* BEGIN Data extract *

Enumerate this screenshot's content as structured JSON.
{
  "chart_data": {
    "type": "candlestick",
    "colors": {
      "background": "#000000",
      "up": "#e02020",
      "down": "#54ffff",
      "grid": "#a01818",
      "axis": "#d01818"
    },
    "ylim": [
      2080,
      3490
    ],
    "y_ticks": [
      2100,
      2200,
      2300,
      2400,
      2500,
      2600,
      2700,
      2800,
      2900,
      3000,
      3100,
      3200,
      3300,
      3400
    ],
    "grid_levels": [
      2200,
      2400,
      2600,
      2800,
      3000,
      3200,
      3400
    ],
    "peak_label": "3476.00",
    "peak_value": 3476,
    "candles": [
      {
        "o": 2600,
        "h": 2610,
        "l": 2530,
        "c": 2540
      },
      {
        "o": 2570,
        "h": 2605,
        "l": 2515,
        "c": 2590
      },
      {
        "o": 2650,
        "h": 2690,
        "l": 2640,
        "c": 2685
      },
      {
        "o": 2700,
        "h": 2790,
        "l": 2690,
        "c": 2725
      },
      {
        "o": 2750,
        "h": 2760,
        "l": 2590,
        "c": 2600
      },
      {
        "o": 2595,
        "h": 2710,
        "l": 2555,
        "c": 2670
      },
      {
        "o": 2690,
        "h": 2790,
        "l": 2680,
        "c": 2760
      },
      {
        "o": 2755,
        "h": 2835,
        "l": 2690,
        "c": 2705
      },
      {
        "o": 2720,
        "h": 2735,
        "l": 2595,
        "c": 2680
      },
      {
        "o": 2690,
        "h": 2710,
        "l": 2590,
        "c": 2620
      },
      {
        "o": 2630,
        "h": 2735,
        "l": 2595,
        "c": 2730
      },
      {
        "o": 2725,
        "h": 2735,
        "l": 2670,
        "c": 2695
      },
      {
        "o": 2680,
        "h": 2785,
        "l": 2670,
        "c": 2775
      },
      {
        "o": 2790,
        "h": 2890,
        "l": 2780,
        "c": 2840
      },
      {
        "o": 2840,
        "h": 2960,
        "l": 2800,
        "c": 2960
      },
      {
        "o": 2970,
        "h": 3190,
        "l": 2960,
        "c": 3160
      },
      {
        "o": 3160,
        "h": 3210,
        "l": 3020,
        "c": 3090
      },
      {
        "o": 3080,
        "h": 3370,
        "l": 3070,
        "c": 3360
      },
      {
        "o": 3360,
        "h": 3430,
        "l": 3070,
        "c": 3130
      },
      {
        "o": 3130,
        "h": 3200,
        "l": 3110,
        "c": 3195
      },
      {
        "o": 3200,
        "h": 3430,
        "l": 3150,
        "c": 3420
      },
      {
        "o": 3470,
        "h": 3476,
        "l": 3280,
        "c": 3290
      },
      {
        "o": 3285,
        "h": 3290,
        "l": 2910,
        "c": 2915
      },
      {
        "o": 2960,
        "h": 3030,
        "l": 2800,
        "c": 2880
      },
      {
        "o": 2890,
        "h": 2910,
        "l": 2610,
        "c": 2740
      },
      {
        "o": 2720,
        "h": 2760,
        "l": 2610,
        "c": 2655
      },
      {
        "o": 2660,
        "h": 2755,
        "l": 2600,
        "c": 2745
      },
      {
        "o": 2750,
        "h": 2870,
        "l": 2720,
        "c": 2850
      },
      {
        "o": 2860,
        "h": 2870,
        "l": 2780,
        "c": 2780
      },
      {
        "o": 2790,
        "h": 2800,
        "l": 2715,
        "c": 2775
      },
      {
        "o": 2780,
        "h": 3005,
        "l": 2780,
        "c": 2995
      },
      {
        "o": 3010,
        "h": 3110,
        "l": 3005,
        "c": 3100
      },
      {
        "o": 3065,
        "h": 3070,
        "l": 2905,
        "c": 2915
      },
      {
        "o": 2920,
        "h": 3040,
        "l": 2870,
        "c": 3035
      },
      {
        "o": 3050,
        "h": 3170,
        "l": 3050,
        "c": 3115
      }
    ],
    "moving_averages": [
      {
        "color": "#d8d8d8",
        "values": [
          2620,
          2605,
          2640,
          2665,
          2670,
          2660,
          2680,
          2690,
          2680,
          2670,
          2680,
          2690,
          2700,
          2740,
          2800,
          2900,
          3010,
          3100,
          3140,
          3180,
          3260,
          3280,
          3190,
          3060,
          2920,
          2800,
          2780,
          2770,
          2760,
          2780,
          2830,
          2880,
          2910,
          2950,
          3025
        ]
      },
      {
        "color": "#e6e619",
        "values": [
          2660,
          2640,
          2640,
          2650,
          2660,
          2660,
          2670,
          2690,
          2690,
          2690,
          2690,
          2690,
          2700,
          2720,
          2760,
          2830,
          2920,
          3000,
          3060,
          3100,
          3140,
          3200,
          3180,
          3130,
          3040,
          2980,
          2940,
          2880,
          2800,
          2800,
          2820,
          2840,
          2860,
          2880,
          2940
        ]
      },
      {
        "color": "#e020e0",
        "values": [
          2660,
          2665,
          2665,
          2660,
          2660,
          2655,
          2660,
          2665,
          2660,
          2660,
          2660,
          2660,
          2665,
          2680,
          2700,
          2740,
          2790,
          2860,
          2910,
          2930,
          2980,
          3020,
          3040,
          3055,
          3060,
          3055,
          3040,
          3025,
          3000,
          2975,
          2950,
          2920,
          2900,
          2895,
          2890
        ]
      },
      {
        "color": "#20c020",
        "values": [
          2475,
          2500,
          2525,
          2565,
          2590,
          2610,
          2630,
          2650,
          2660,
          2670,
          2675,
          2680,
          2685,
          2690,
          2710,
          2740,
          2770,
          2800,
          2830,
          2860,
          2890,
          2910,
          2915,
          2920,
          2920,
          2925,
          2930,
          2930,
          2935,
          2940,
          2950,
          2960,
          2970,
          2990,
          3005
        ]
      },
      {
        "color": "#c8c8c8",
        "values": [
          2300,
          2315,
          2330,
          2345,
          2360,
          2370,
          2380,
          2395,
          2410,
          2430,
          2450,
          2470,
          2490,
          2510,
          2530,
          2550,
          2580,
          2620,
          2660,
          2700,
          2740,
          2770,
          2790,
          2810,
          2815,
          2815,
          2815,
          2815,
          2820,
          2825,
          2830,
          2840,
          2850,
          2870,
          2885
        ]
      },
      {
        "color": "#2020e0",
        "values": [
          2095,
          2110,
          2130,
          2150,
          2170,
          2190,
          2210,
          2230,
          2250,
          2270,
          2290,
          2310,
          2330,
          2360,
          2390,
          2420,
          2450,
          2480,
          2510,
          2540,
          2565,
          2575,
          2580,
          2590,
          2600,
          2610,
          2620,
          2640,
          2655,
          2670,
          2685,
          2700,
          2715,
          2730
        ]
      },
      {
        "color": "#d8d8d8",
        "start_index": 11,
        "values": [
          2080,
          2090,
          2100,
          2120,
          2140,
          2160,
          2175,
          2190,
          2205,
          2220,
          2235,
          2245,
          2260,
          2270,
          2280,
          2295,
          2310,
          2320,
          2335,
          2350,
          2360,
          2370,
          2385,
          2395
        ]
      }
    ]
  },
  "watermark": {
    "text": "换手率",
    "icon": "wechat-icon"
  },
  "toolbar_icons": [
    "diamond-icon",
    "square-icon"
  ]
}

* END Data extract *

> _Exercise aim_: Write out every line of the records exactly.

> _Written answer_:
Enumerate this screenshot's content as structured JSON.
{
  "chart_data": {
    "type": "candlestick",
    "colors": {
      "background": "#000000",
      "up": "#e02020",
      "down": "#54ffff",
      "grid": "#a01818",
      "axis": "#d01818"
    },
    "ylim": [
      2080,
      3490
    ],
    "y_ticks": [
      2100,
      2200,
      2300,
      2400,
      2500,
      2600,
      2700,
      2800,
      2900,
      3000,
      3100,
      3200,
      3300,
      3400
    ],
    "grid_levels": [
      2200,
      2400,
      2600,
      2800,
      3000,
      3200,
      3400
    ],
    "peak_label": "3476.00",
    "peak_value": 3476,
    "candles": [
      {
        "o": 2600,
        "h": 2610,
        "l": 2530,
        "c": 2540
      },
      {
        "o": 2570,
        "h": 2605,
        "l": 2515,
        "c": 2590
      },
      {
        "o": 2650,
        "h": 2690,
        "l": 2640,
        "c": 2685
      },
      {
        "o": 2700,
        "h": 2790,
        "l": 2690,
        "c": 2725
      },
      {
        "o": 2750,
        "h": 2760,
        "l": 2590,
        "c": 2600
      },
      {
        "o": 2595,
        "h": 2710,
        "l": 2555,
        "c": 2670
      },
      {
        "o": 2690,
        "h": 2790,
        "l": 2680,
        "c": 2760
      },
      {
        "o": 2755,
        "h": 2835,
        "l": 2690,
        "c": 2705
      },
      {
        "o": 2720,
        "h": 2735,
        "l": 2595,
        "c": 2680
      },
      {
        "o": 2690,
        "h": 2710,
        "l": 2590,
        "c": 2620
      },
      {
        "o": 2630,
        "h": 2735,
        "l": 2595,
        "c": 2730
      },
      {
        "o": 2725,
        "h": 2735,
        "l": 2670,
        "c": 2695
      },
      {
        "o": 2680,
        "h": 2785,
        "l": 2670,
        "c": 2775
      },
      {
        "o": 2790,
        "h": 2890,
        "l": 2780,
        "c": 2840
      },
      {
        "o": 2840,
        "h": 2960,
        "l": 2800,
        "c": 2960
      },
      {
        "o": 2970,
        "h": 3190,
        "l": 2960,
        "c": 3160
      },
      {
        "o": 3160,
        "h": 3210,
        "l": 3020,
        "c": 3090
      },
      {
        "o": 3080,
        "h": 3370,
        "l": 3070,
        "c": 3360
      },
      {
        "o": 3360,
        "h": 3430,
        "l": 3070,
        "c": 3130
      },
      {
        "o": 3130,
        "h": 3200,
        "l": 3110,
        "c": 3195
      },
      {
        "o": 3200,
        "h": 3430,
        "l": 3150,
        "c": 3420
      },
      {
        "o": 3470,
        "h": 3476,
        "l": 3280,
        "c": 3290
      },
      {
        "o": 3285,
        "h": 3290,
        "l": 2910,
        "c": 2915
      },
      {
        "o": 2960,
        "h": 3030,
        "l": 2800,
        "c": 2880
      },
      {
        "o": 2890,
        "h": 2910,
        "l": 2610,
        "c": 2740
      },
      {
        "o": 2720,
        "h": 2760,
        "l": 2610,
        "c": 2655
      },
      {
        "o": 2660,
        "h": 2755,
        "l": 2600,
        "c": 2745
      },
      {
        "o": 2750,
        "h": 2870,
        "l": 2720,
        "c": 2850
      },
      {
        "o": 2860,
        "h": 2870,
        "l": 2780,
        "c": 2780
      },
      {
        "o": 2790,
        "h": 2800,
        "l": 2715,
        "c": 2775
      },
      {
        "o": 2780,
        "h": 3005,
        "l": 2780,
        "c": 2995
      },
      {
        "o": 3010,
        "h": 3110,
        "l": 3005,
        "c": 3100
      },
      {
        "o": 3065,
        "h": 3070,
        "l": 2905,
        "c": 2915
      },
      {
        "o": 2920,
        "h": 3040,
        "l": 2870,
        "c": 3035
      },
      {
        "o": 3050,
        "h": 3170,
        "l": 3050,
        "c": 3115
      }
    ],
    "moving_averages": [
      {
        "color": "#d8d8d8",
        "values": [
          2620,
          2605,
          2640,
          2665,
          2670,
          2660,
          2680,
          2690,
          2680,
          2670,
          2680,
          2690,
          2700,
          2740,
          2800,
          2900,
          3010,
          3100,
          3140,
          3180,
          3260,
          3280,
          3190,
          3060,
          2920,
          2800,
          2780,
          2770,
          2760,
          2780,
          2830,
          2880,
          2910,
          2950,
          3025
        ]
      },
      {
        "color": "#e6e619",
        "values": [
          2660,
          2640,
          2640,
          2650,
          2660,
          2660,
          2670,
          2690,
          2690,
          2690,
          2690,
          2690,
          2700,
          2720,
          2760,
          2830,
          2920,
          3000,
          3060,
          3100,
          3140,
          3200,
          3180,
          3130,
          3040,
          2980,
          2940,
          2880,
          2800,
          2800,
          2820,
          2840,
          2860,
          2880,
          2940
        ]
      },
      {
        "color": "#e020e0",
        "values": [
          2660,
          2665,
          2665,
          2660,
          2660,
          2655,
          2660,
          2665,
          2660,
          2660,
          2660,
          2660,
          2665,
          2680,
          2700,
          2740,
          2790,
          2860,
          2910,
          2930,
          2980,
          3020,
          3040,
          3055,
          3060,
          3055,
          3040,
          3025,
          3000,
          2975,
          2950,
          2920,
          2900,
          2895,
          2890
        ]
      },
      {
        "color": "#20c020",
        "values": [
          2475,
          2500,
          2525,
          2565,
          2590,
          2610,
          2630,
          2650,
          2660,
          2670,
          2675,
          2680,
          2685,
          2690,
          2710,
          2740,
          2770,
          2800,
          2830,
          2860,
          2890,
          2910,
          2915,
          2920,
          2920,
          2925,
          2930,
          2930,
          2935,
          2940,
          2950,
          2960,
          2970,
          2990,
          3005
        ]
      },
      {
        "color": "#c8c8c8",
        "values": [
          2300,
          2315,
          2330,
          2345,
          2360,
          2370,
          2380,
          2395,
          2410,
          2430,
          2450,
          2470,
          2490,
          2510,
          2530,
          2550,
          2580,
          2620,
          2660,
          2700,
          2740,
          2770,
          2790,
          2810,
          2815,
          2815,
          2815,
          2815,
          2820,
          2825,
          2830,
          2840,
          2850,
          2870,
          2885
        ]
      },
      {
        "color": "#2020e0",
        "values": [
          2095,
          2110,
          2130,
          2150,
          2170,
          2190,
          2210,
          2230,
          2250,
          2270,
          2290,
          2310,
          2330,
          2360,
          2390,
          2420,
          2450,
          2480,
          2510,
          2540,
          2565,
          2575,
          2580,
          2590,
          2600,
          2610,
          2620,
          2640,
          2655,
          2670,
          2685,
          2700,
          2715,
          2730
        ]
      },
      {
        "color": "#d8d8d8",
        "start_index": 11,
        "values": [
          2080,
          2090,
          2100,
          2120,
          2140,
          2160,
          2175,
          2190,
          2205,
          2220,
          2235,
          2245,
          2260,
          2270,
          2280,
          2295,
          2310,
          2320,
          2335,
          2350,
          2360,
          2370,
          2385,
          2395
        ]
      }
    ]
  },
  "watermark": {
    "text": "换手率",
    "icon": "wechat-icon"
  },
  "toolbar_icons": [
    "diamond-icon",
    "square-icon"
  ]
}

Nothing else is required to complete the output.